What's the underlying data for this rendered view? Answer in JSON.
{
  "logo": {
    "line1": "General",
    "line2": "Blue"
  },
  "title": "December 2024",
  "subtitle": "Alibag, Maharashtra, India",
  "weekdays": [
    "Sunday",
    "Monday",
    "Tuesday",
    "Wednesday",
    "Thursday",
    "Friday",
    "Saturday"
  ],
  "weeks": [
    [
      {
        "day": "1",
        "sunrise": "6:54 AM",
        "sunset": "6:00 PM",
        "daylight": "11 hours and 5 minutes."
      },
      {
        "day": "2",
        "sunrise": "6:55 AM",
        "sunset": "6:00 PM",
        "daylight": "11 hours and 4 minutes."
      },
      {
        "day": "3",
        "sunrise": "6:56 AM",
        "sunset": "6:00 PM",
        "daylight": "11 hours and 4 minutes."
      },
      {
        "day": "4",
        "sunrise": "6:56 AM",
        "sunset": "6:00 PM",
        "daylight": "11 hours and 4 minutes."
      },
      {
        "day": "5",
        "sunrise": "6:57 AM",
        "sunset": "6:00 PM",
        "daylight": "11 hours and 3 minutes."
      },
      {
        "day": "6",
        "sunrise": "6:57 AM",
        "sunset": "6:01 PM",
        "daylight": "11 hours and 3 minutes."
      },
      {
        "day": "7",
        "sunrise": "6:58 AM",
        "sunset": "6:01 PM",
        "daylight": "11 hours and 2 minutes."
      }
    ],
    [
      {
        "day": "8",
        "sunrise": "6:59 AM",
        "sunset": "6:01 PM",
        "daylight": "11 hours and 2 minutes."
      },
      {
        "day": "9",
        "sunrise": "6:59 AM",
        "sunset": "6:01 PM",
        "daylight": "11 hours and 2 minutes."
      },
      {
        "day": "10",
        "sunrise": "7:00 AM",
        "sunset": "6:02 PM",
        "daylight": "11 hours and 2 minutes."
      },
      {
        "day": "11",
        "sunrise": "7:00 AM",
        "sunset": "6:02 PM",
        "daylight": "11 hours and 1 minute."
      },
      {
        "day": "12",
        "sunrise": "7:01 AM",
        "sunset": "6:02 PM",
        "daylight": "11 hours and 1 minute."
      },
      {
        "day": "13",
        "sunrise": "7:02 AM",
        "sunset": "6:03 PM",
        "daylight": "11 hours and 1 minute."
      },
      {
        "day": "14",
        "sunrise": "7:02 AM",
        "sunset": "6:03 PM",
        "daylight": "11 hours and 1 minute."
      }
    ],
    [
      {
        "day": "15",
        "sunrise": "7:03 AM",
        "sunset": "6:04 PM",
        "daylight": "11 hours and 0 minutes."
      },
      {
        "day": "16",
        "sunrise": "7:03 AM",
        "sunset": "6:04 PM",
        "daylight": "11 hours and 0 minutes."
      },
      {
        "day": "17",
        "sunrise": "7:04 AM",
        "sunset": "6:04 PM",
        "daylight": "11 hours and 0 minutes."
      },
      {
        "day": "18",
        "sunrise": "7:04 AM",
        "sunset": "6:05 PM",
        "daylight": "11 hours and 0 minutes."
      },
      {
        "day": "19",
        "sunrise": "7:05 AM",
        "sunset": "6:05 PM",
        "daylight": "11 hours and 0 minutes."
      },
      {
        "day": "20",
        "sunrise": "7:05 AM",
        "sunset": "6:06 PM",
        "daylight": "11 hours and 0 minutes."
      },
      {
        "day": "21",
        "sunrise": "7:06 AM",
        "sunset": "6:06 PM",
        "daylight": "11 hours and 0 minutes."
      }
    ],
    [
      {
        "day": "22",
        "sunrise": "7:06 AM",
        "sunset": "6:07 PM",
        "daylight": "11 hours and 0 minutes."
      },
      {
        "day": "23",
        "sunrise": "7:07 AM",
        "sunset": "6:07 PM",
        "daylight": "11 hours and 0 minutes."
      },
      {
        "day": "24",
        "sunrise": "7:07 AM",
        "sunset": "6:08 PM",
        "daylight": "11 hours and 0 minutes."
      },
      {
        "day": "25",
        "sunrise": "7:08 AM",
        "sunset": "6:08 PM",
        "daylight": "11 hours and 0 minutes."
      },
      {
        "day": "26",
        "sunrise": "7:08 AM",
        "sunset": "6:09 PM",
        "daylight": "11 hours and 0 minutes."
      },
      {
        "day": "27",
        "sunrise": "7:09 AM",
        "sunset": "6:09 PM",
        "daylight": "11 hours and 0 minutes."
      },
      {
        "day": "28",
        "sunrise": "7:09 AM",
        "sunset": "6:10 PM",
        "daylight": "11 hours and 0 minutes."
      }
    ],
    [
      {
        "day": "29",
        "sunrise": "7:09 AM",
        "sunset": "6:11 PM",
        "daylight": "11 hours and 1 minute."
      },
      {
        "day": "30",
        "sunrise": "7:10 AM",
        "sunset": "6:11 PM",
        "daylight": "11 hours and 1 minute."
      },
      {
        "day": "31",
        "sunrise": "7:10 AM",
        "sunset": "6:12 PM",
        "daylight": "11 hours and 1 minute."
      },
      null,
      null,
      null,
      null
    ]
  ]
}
◆ ◆ ◆ ◆ ◆
- Short problem -
Copy out the material word for word and line for line.

- Answer in full -
What's the underlying data for this rendered view? Answer in JSON.
{
  "logo": {
    "line1": "General",
    "line2": "Blue"
  },
  "title": "December 2024",
  "subtitle": "Alibag, Maharashtra, India",
  "weekdays": [
    "Sunday",
    "Monday",
    "Tuesday",
    "Wednesday",
    "Thursday",
    "Friday",
    "Saturday"
  ],
  "weeks": [
    [
      {
        "day": "1",
        "sunrise": "6:54 AM",
        "sunset": "6:00 PM",
        "daylight": "11 hours and 5 minutes."
      },
      {
        "day": "2",
        "sunrise": "6:55 AM",
        "sunset": "6:00 PM",
        "daylight": "11 hours and 4 minutes."
      },
      {
        "day": "3",
        "sunrise": "6:56 AM",
        "sunset": "6:00 PM",
        "daylight": "11 hours and 4 minutes."
      },
      {
        "day": "4",
        "sunrise": "6:56 AM",
        "sunset": "6:00 PM",
        "daylight": "11 hours and 4 minutes."
      },
      {
        "day": "5",
        "sunrise": "6:57 AM",
        "sunset": "6:00 PM",
        "daylight": "11 hours and 3 minutes."
      },
      {
        "day": "6",
        "sunrise": "6:57 AM",
        "sunset": "6:01 PM",
        "daylight": "11 hours and 3 minutes."
      },
      {
        "day": "7",
        "sunrise": "6:58 AM",
        "sunset": "6:01 PM",
        "daylight": "11 hours and 2 minutes."
      }
    ],
    [
      {
        "day": "8",
        "sunrise": "6:59 AM",
        "sunset": "6:01 PM",
        "daylight": "11 hours and 2 minutes."
      },
      {
        "day": "9",
        "sunrise": "6:59 AM",
        "sunset": "6:01 PM",
        "daylight": "11 hours and 2 minutes."
      },
      {
        "day": "10",
        "sunrise": "7:00 AM",
        "sunset": "6:02 PM",
        "daylight": "11 hours and 2 minutes."
      },
      {
        "day": "11",
        "sunrise": "7:00 AM",
        "sunset": "6:02 PM",
        "daylight": "11 hours and 1 minute."
      },
      {
        "day": "12",
        "sunrise": "7:01 AM",
        "sunset": "6:02 PM",
        "daylight": "11 hours and 1 minute."
      },
      {
        "day": "13",
        "sunrise": "7:02 AM",
        "sunset": "6:03 PM",
        "daylight": "11 hours and 1 minute."
      },
      {
        "day": "14",
        "sunrise": "7:02 AM",
        "sunset": "6:03 PM",
        "daylight": "11 hours and 1 minute."
      }
    ],
    [
      {
        "day": "15",
        "sunrise": "7:03 AM",
        "sunset": "6:04 PM",
        "daylight": "11 hours and 0 minutes."
      },
      {
        "day": "16",
        "sunrise": "7:03 AM",
        "sunset": "6:04 PM",
        "daylight": "11 hours and 0 minutes."
      },
      {
        "day": "17",
        "sunrise": "7:04 AM",
        "sunset": "6:04 PM",
        "daylight": "11 hours and 0 minutes."
      },
      {
        "day": "18",
        "sunrise": "7:04 AM",
        "sunset": "6:05 PM",
        "daylight": "11 hours and 0 minutes."
      },
      {
        "day": "19",
        "sunrise": "7:05 AM",
        "sunset": "6:05 PM",
        "daylight": "11 hours and 0 minutes."
      },
      {
        "day": "20",
        "sunrise": "7:05 AM",
        "sunset": "6:06 PM",
        "daylight": "11 hours and 0 minutes."
      },
      {
        "day": "21",
        "sunrise": "7:06 AM",
        "sunset": "6:06 PM",
        "daylight": "11 hours and 0 minutes."
      }
    ],
    [
      {
        "day": "22",
        "sunrise": "7:06 AM",
        "sunset": "6:07 PM",
        "daylight": "11 hours and 0 minutes."
      },
      {
        "day": "23",
        "sunrise": "7:07 AM",
        "sunset": "6:07 PM",
        "daylight": "11 hours and 0 minutes."
      },
      {
        "day": "24",
        "sunrise": "7:07 AM",
        "sunset": "6:08 PM",
        "daylight": "11 hours and 0 minutes."
      },
      {
        "day": "25",
        "sunrise": "7:08 AM",
        "sunset": "6:08 PM",
        "daylight": "11 hours and 0 minutes."
      },
      {
        "day": "26",
        "sunrise": "7:08 AM",
        "sunset": "6:09 PM",
        "daylight": "11 hours and 0 minutes."
      },
      {
        "day": "27",
        "sunrise": "7:09 AM",
        "sunset": "6:09 PM",
        "daylight": "11 hours and 0 minutes."
      },
      {
        "day": "28",
        "sunrise": "7:09 AM",
        "sunset": "6:10 PM",
        "daylight": "11 hours and 0 minutes."
      }
    ],
    [
      {
        "day": "29",
        "sunrise": "7:09 AM",
        "sunset": "6:11 PM",
        "daylight": "11 hours and 1 minute."
      },
      {
        "day": "30",
        "sunrise": "7:10 AM",
        "sunset": "6:11 PM",
        "daylight": "11 hours and 1 minute."
      },
      {
        "day": "31",
        "sunrise": "7:10 AM",
        "sunset": "6:12 PM",
        "daylight": "11 hours and 1 minute."
      },
      null,
      null,
      null,
      null
    ]
  ]
}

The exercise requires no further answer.